* **REQUIREMENT**
Filter out everything except lines holding "Association".

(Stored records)
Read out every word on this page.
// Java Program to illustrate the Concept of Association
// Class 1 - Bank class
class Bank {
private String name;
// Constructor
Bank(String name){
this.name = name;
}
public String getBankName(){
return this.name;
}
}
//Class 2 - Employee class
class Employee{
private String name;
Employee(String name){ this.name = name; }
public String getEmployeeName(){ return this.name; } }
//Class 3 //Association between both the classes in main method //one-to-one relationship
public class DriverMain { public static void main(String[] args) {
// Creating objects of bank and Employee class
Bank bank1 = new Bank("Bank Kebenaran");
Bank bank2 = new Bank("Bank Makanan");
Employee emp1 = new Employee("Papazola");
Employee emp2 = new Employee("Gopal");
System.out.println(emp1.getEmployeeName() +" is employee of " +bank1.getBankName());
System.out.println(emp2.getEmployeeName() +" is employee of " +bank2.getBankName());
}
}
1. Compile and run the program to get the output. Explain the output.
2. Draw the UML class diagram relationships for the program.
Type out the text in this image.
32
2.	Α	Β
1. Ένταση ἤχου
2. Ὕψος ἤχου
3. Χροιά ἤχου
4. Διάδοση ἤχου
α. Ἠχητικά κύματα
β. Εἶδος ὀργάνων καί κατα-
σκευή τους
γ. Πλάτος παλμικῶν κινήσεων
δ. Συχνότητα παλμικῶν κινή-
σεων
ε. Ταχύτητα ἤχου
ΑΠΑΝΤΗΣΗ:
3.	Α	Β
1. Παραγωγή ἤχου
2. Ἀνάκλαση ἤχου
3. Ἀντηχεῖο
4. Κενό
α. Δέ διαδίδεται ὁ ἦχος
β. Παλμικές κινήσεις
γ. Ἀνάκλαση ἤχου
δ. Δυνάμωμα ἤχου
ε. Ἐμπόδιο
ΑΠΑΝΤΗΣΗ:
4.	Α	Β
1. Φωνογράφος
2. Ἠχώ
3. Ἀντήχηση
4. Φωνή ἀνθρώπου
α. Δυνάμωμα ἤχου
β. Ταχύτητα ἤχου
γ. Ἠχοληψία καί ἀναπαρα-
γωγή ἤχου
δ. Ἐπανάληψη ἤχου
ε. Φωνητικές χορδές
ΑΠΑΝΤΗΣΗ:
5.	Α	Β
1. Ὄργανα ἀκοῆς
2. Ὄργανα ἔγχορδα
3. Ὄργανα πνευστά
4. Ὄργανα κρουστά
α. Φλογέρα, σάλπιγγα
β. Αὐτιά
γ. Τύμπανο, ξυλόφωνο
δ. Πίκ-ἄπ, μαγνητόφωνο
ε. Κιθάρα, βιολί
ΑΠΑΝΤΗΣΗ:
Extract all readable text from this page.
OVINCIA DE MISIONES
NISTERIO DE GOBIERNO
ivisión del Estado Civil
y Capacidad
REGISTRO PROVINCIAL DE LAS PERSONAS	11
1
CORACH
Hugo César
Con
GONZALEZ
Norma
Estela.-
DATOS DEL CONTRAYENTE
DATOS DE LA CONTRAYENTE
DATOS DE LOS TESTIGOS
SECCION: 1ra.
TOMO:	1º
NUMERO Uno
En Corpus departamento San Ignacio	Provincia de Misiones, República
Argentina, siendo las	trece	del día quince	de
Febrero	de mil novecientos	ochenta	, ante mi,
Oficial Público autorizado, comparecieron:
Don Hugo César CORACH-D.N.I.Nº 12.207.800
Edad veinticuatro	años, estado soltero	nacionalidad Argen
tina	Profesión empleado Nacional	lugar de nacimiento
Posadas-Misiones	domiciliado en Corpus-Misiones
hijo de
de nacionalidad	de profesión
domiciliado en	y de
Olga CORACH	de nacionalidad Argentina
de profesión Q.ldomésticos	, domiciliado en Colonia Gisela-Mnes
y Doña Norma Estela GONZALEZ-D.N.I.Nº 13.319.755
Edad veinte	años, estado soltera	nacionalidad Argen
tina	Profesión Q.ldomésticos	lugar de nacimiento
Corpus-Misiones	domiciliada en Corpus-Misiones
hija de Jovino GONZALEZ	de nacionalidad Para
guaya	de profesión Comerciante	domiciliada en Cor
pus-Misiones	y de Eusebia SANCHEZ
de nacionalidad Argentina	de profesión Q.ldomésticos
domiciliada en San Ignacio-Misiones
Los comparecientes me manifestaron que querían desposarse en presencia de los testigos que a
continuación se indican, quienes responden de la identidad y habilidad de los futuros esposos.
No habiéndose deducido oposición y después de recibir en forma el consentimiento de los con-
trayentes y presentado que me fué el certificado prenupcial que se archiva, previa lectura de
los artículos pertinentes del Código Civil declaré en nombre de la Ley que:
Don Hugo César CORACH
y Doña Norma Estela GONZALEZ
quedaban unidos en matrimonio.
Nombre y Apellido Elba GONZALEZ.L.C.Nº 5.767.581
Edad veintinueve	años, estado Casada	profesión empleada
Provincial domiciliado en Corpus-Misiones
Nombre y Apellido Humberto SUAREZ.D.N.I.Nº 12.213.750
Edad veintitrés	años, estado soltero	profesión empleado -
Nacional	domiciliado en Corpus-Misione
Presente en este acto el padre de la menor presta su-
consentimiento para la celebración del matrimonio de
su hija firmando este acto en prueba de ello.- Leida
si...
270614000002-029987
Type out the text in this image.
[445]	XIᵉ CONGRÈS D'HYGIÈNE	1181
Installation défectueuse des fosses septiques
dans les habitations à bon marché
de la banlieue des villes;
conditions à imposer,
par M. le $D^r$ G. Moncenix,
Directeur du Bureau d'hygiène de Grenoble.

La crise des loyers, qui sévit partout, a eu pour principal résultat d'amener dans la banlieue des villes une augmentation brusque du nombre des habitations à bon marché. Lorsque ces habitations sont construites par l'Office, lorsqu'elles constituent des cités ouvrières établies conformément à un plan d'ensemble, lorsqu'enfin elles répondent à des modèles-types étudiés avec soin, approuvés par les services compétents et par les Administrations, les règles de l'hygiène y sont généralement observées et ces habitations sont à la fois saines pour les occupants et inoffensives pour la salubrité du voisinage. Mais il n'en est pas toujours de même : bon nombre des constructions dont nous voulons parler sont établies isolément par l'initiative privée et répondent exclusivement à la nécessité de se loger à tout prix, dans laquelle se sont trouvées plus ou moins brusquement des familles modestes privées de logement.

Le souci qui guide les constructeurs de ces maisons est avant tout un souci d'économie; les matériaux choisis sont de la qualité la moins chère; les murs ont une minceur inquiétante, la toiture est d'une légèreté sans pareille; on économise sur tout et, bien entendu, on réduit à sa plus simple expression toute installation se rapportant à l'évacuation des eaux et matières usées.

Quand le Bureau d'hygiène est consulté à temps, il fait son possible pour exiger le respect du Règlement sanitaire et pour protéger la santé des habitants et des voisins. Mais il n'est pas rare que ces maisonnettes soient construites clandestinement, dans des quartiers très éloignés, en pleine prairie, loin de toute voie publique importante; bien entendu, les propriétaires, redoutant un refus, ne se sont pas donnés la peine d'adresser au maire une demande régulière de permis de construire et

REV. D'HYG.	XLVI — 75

* **TASK OUTPUT**
// Java Program to illustrate the Concept of Association
//Class 3 //Association between both the classes in main method //one-to-one relationship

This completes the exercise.